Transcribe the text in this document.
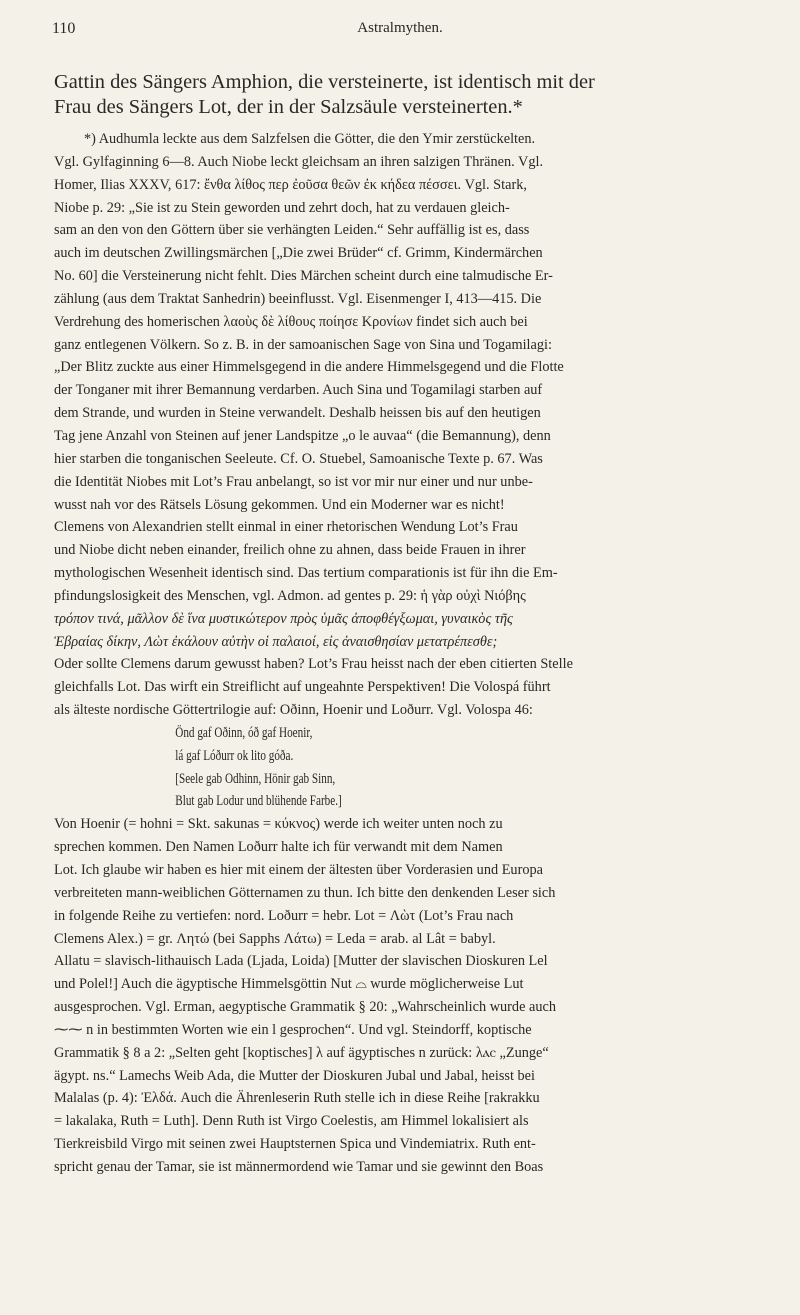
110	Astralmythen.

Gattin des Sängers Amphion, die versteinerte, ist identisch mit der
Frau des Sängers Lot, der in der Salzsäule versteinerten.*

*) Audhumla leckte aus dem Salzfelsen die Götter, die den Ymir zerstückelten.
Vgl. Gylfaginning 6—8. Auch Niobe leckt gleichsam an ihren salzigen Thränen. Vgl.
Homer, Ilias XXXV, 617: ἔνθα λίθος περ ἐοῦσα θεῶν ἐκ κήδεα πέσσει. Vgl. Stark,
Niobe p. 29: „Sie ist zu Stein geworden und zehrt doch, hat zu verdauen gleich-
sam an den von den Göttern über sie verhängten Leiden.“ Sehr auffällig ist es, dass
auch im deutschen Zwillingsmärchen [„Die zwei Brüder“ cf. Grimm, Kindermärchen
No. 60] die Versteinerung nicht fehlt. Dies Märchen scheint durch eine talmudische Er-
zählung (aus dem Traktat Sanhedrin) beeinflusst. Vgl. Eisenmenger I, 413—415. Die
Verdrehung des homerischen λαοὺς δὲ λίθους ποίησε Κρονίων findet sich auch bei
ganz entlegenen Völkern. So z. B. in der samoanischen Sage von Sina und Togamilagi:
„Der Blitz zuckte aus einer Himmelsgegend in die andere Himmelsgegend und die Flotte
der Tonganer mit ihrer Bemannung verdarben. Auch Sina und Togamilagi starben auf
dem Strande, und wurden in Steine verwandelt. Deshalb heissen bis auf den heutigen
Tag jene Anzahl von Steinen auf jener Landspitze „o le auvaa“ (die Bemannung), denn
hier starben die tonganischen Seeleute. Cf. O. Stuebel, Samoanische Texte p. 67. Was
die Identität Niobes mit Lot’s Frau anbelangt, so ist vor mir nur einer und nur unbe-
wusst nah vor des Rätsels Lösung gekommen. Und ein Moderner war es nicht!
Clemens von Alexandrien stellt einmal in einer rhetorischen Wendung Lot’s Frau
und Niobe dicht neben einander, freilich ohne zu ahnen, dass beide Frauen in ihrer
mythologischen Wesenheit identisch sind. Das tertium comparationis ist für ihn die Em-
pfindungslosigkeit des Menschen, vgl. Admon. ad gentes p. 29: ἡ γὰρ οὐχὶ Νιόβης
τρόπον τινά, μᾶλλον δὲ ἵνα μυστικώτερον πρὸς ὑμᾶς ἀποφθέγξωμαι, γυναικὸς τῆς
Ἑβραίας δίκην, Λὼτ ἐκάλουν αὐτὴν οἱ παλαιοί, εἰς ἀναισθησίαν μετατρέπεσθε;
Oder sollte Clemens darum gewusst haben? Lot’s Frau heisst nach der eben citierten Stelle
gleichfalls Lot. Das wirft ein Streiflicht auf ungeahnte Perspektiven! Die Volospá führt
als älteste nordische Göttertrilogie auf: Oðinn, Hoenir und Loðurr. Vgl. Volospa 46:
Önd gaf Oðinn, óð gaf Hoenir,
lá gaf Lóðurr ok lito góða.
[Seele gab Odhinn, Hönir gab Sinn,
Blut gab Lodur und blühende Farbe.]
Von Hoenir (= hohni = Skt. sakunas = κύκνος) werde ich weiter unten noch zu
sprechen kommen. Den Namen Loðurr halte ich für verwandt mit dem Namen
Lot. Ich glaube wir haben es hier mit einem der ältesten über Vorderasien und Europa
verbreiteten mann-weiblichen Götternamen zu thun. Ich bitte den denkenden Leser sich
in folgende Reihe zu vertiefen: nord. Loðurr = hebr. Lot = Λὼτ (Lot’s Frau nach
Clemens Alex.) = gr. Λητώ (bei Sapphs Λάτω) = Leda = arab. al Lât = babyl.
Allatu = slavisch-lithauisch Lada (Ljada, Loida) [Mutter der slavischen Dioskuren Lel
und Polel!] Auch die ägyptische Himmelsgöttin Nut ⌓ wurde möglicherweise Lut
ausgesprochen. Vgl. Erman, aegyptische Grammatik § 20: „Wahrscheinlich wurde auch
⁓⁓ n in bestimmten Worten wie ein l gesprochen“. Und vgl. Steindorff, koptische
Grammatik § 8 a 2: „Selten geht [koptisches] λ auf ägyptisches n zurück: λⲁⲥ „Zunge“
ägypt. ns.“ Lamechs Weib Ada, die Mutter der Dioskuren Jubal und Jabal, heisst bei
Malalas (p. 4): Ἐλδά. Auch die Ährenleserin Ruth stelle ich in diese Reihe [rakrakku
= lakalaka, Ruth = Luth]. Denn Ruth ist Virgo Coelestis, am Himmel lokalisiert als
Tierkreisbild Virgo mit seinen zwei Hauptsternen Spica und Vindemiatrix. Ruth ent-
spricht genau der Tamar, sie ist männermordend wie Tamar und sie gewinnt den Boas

------

Exercise
Would you mind returning each entry above word for word, skipping the images?

Result below
Transcribe the text in this document.
110	Astralmythen.

Gattin des Sängers Amphion, die versteinerte, ist identisch mit der
Frau des Sängers Lot, der in der Salzsäule versteinerten.*

*) Audhumla leckte aus dem Salzfelsen die Götter, die den Ymir zerstückelten.
Vgl. Gylfaginning 6—8. Auch Niobe leckt gleichsam an ihren salzigen Thränen. Vgl.
Homer, Ilias XXXV, 617: ἔνθα λίθος περ ἐοῦσα θεῶν ἐκ κήδεα πέσσει. Vgl. Stark,
Niobe p. 29: „Sie ist zu Stein geworden und zehrt doch, hat zu verdauen gleich-
sam an den von den Göttern über sie verhängten Leiden.“ Sehr auffällig ist es, dass
auch im deutschen Zwillingsmärchen [„Die zwei Brüder“ cf. Grimm, Kindermärchen
No. 60] die Versteinerung nicht fehlt. Dies Märchen scheint durch eine talmudische Er-
zählung (aus dem Traktat Sanhedrin) beeinflusst. Vgl. Eisenmenger I, 413—415. Die
Verdrehung des homerischen λαοὺς δὲ λίθους ποίησε Κρονίων findet sich auch bei
ganz entlegenen Völkern. So z. B. in der samoanischen Sage von Sina und Togamilagi:
„Der Blitz zuckte aus einer Himmelsgegend in die andere Himmelsgegend und die Flotte
der Tonganer mit ihrer Bemannung verdarben. Auch Sina und Togamilagi starben auf
dem Strande, und wurden in Steine verwandelt. Deshalb heissen bis auf den heutigen
Tag jene Anzahl von Steinen auf jener Landspitze „o le auvaa“ (die Bemannung), denn
hier starben die tonganischen Seeleute. Cf. O. Stuebel, Samoanische Texte p. 67. Was
die Identität Niobes mit Lot’s Frau anbelangt, so ist vor mir nur einer und nur unbe-
wusst nah vor des Rätsels Lösung gekommen. Und ein Moderner war es nicht!
Clemens von Alexandrien stellt einmal in einer rhetorischen Wendung Lot’s Frau
und Niobe dicht neben einander, freilich ohne zu ahnen, dass beide Frauen in ihrer
mythologischen Wesenheit identisch sind. Das tertium comparationis ist für ihn die Em-
pfindungslosigkeit des Menschen, vgl. Admon. ad gentes p. 29: ἡ γὰρ οὐχὶ Νιόβης
τρόπον τινά, μᾶλλον δὲ ἵνα μυστικώτερον πρὸς ὑμᾶς ἀποφθέγξωμαι, γυναικὸς τῆς
Ἑβραίας δίκην, Λὼτ ἐκάλουν αὐτὴν οἱ παλαιοί, εἰς ἀναισθησίαν μετατρέπεσθε;
Oder sollte Clemens darum gewusst haben? Lot’s Frau heisst nach der eben citierten Stelle
gleichfalls Lot. Das wirft ein Streiflicht auf ungeahnte Perspektiven! Die Volospá führt
als älteste nordische Göttertrilogie auf: Oðinn, Hoenir und Loðurr. Vgl. Volospa 46:
Önd gaf Oðinn, óð gaf Hoenir,
lá gaf Lóðurr ok lito góða.
[Seele gab Odhinn, Hönir gab Sinn,
Blut gab Lodur und blühende Farbe.]
Von Hoenir (= hohni = Skt. sakunas = κύκνος) werde ich weiter unten noch zu
sprechen kommen. Den Namen Loðurr halte ich für verwandt mit dem Namen
Lot. Ich glaube wir haben es hier mit einem der ältesten über Vorderasien und Europa
verbreiteten mann-weiblichen Götternamen zu thun. Ich bitte den denkenden Leser sich
in folgende Reihe zu vertiefen: nord. Loðurr = hebr. Lot = Λὼτ (Lot’s Frau nach
Clemens Alex.) = gr. Λητώ (bei Sapphs Λάτω) = Leda = arab. al Lât = babyl.
Allatu = slavisch-lithauisch Lada (Ljada, Loida) [Mutter der slavischen Dioskuren Lel
und Polel!] Auch die ägyptische Himmelsgöttin Nut ⌓ wurde möglicherweise Lut
ausgesprochen. Vgl. Erman, aegyptische Grammatik § 20: „Wahrscheinlich wurde auch
⁓⁓ n in bestimmten Worten wie ein l gesprochen“. Und vgl. Steindorff, koptische
Grammatik § 8 a 2: „Selten geht [koptisches] λ auf ägyptisches n zurück: λⲁⲥ „Zunge“
ägypt. ns.“ Lamechs Weib Ada, die Mutter der Dioskuren Jubal und Jabal, heisst bei
Malalas (p. 4): Ἐλδά. Auch die Ährenleserin Ruth stelle ich in diese Reihe [rakrakku
= lakalaka, Ruth = Luth]. Denn Ruth ist Virgo Coelestis, am Himmel lokalisiert als
Tierkreisbild Virgo mit seinen zwei Hauptsternen Spica und Vindemiatrix. Ruth ent-
spricht genau der Tamar, sie ist männermordend wie Tamar und sie gewinnt den Boas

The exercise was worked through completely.